Reproduce, word for word, the stretch of rows below that opens with the line containing "x-tick-label: 2 — [362, 737, 370, 751]" and closes with the line containing "candle-body — [200, 374, 207, 393]". Include both of those lines.

**AVAILABLE RECORDS**
<<<<

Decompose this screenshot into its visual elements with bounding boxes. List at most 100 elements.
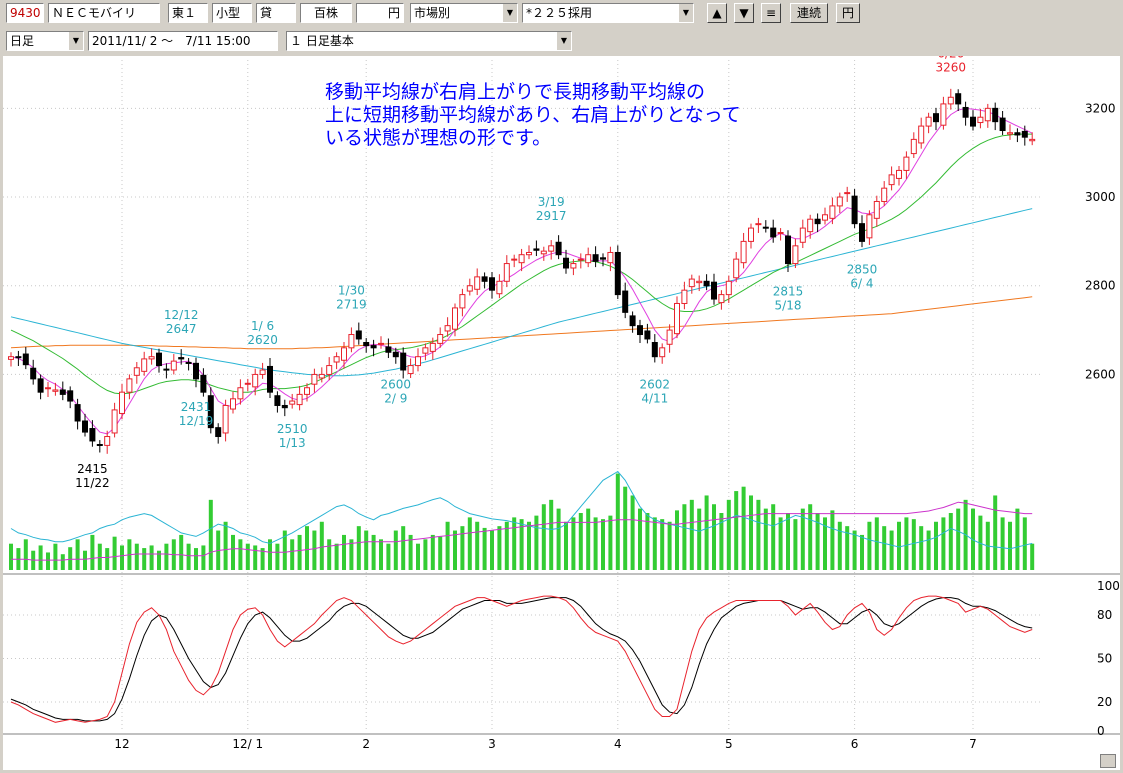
x-tick-label: 2 — [362, 737, 370, 751]
volume-bar — [112, 536, 117, 570]
volume-bar — [245, 543, 250, 570]
volume-bar — [660, 519, 665, 570]
volume-bar — [889, 530, 894, 570]
candle-body — [873, 200, 880, 219]
volume-bar — [134, 543, 139, 570]
volume-bar — [386, 543, 391, 570]
volume-bar — [541, 504, 546, 570]
candle-body — [89, 428, 96, 442]
candle-body — [881, 187, 888, 202]
y-tick-label: 2800 — [1085, 279, 1116, 293]
candle-body — [200, 374, 207, 393]
volume-bar — [253, 545, 258, 570]
price-label: 11/22 — [75, 476, 110, 490]
candle-body — [326, 365, 333, 375]
volume-bar — [75, 539, 80, 570]
volume-bar — [194, 548, 198, 570]
volume-bar — [786, 513, 790, 570]
candle-body — [281, 404, 288, 409]
sma-longest-line — [10, 296, 1033, 350]
annotation-text: いる状態が理想の形です。 — [325, 127, 551, 149]
volume-bar — [867, 521, 872, 570]
up-button[interactable]: ▲ — [707, 3, 727, 23]
volume-bar — [460, 526, 465, 570]
volume-bar — [275, 543, 280, 570]
candle-body — [674, 302, 680, 335]
candle-body — [133, 367, 140, 376]
candle-body — [807, 218, 814, 233]
candle-body — [740, 240, 747, 264]
scroll-corner[interactable] — [1100, 754, 1116, 768]
candle-body — [577, 258, 584, 261]
volume-bar — [904, 517, 909, 570]
volume-bar — [897, 521, 901, 570]
volume-bar — [482, 527, 487, 570]
volume-bar — [327, 539, 332, 570]
chevron-down-icon: ▼ — [502, 4, 517, 22]
volume-bar — [726, 499, 731, 570]
candle-body — [836, 196, 843, 207]
price-label: 2431 — [181, 400, 212, 414]
price-label: 2415 — [77, 462, 108, 476]
candle-body — [170, 360, 177, 371]
chart-panel: 12 12/ 1 2 3 4 5 6 7 2600 2800 3000 3200 2415 11/22 12… — [3, 46, 1120, 770]
candle-body — [444, 325, 451, 332]
candle-body — [407, 365, 414, 375]
y-tick-label: 80 — [1097, 608, 1112, 622]
volume-bar — [53, 543, 58, 570]
candle-body — [67, 390, 74, 402]
volume-bar — [593, 517, 598, 570]
candle-body — [592, 254, 599, 262]
sma-long-line — [10, 208, 1033, 377]
volume-bar — [926, 530, 931, 570]
volume-bar — [453, 530, 457, 570]
volume-bar — [793, 519, 798, 570]
volume-bar — [704, 495, 709, 570]
volume-bar — [393, 530, 398, 570]
candle-body — [481, 276, 488, 282]
candle-body — [193, 362, 199, 380]
candle-body — [918, 125, 925, 144]
candle-body — [866, 214, 873, 239]
index-select[interactable]: *２２５採用 ▼ — [522, 3, 694, 23]
preset-select[interactable]: １ 日足基本 ▼ — [286, 31, 572, 51]
candle-body — [933, 113, 939, 123]
candle-body — [8, 356, 14, 360]
yen-button[interactable]: 円 — [836, 3, 860, 23]
volume-bar — [882, 526, 887, 570]
candle-body — [526, 251, 532, 256]
price-label: 2850 — [847, 262, 878, 276]
volume-bar — [1022, 517, 1027, 570]
sector-select[interactable]: 市場別 ▼ — [410, 3, 518, 23]
volume-bar — [305, 526, 309, 570]
candle-body — [637, 325, 643, 336]
candle-body — [844, 192, 851, 195]
volume-bar — [549, 499, 554, 570]
volume-bar — [682, 504, 687, 570]
candle-body — [888, 174, 895, 186]
continuous-button[interactable]: 連続 — [790, 3, 828, 23]
candle-body — [540, 250, 547, 255]
volume-bar — [46, 552, 50, 570]
candle-body — [496, 280, 503, 295]
down-button[interactable]: ▼ — [734, 3, 754, 23]
volume-bar — [490, 530, 494, 570]
volume-bar — [527, 521, 531, 570]
menu-button[interactable]: ≡ — [761, 3, 781, 23]
date-range-field[interactable]: 2011/11/ 2 ～ 7/11 15:00 — [88, 31, 278, 51]
period-select[interactable]: 日足 ▼ — [6, 31, 84, 51]
candle-body — [363, 342, 370, 347]
candle-body — [104, 436, 111, 446]
candle-body — [1014, 132, 1021, 136]
sector-select-value: 市場別 — [414, 6, 451, 20]
volume-bar — [512, 517, 517, 570]
volume-bar — [741, 486, 746, 570]
volume-bar — [934, 521, 938, 570]
volume-bar — [231, 534, 235, 570]
volume-bar — [438, 536, 443, 570]
volume-bar — [712, 504, 716, 570]
candle-body — [156, 352, 162, 367]
candle-body — [215, 427, 222, 438]
code-field[interactable]: 9430 — [6, 3, 44, 23]
volume-bar — [993, 495, 998, 570]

>>>>

**THE COMPLETED TASK**
x-tick-label: 2 — [362, 737, 370, 751]
volume-bar — [112, 536, 117, 570]
volume-bar — [245, 543, 250, 570]
volume-bar — [660, 519, 665, 570]
volume-bar — [889, 530, 894, 570]
candle-body — [873, 200, 880, 219]
volume-bar — [134, 543, 139, 570]
volume-bar — [386, 543, 391, 570]
volume-bar — [541, 504, 546, 570]
candle-body — [89, 428, 96, 442]
candle-body — [881, 187, 888, 202]
y-tick-label: 2800 — [1085, 279, 1116, 293]
candle-body — [200, 374, 207, 393]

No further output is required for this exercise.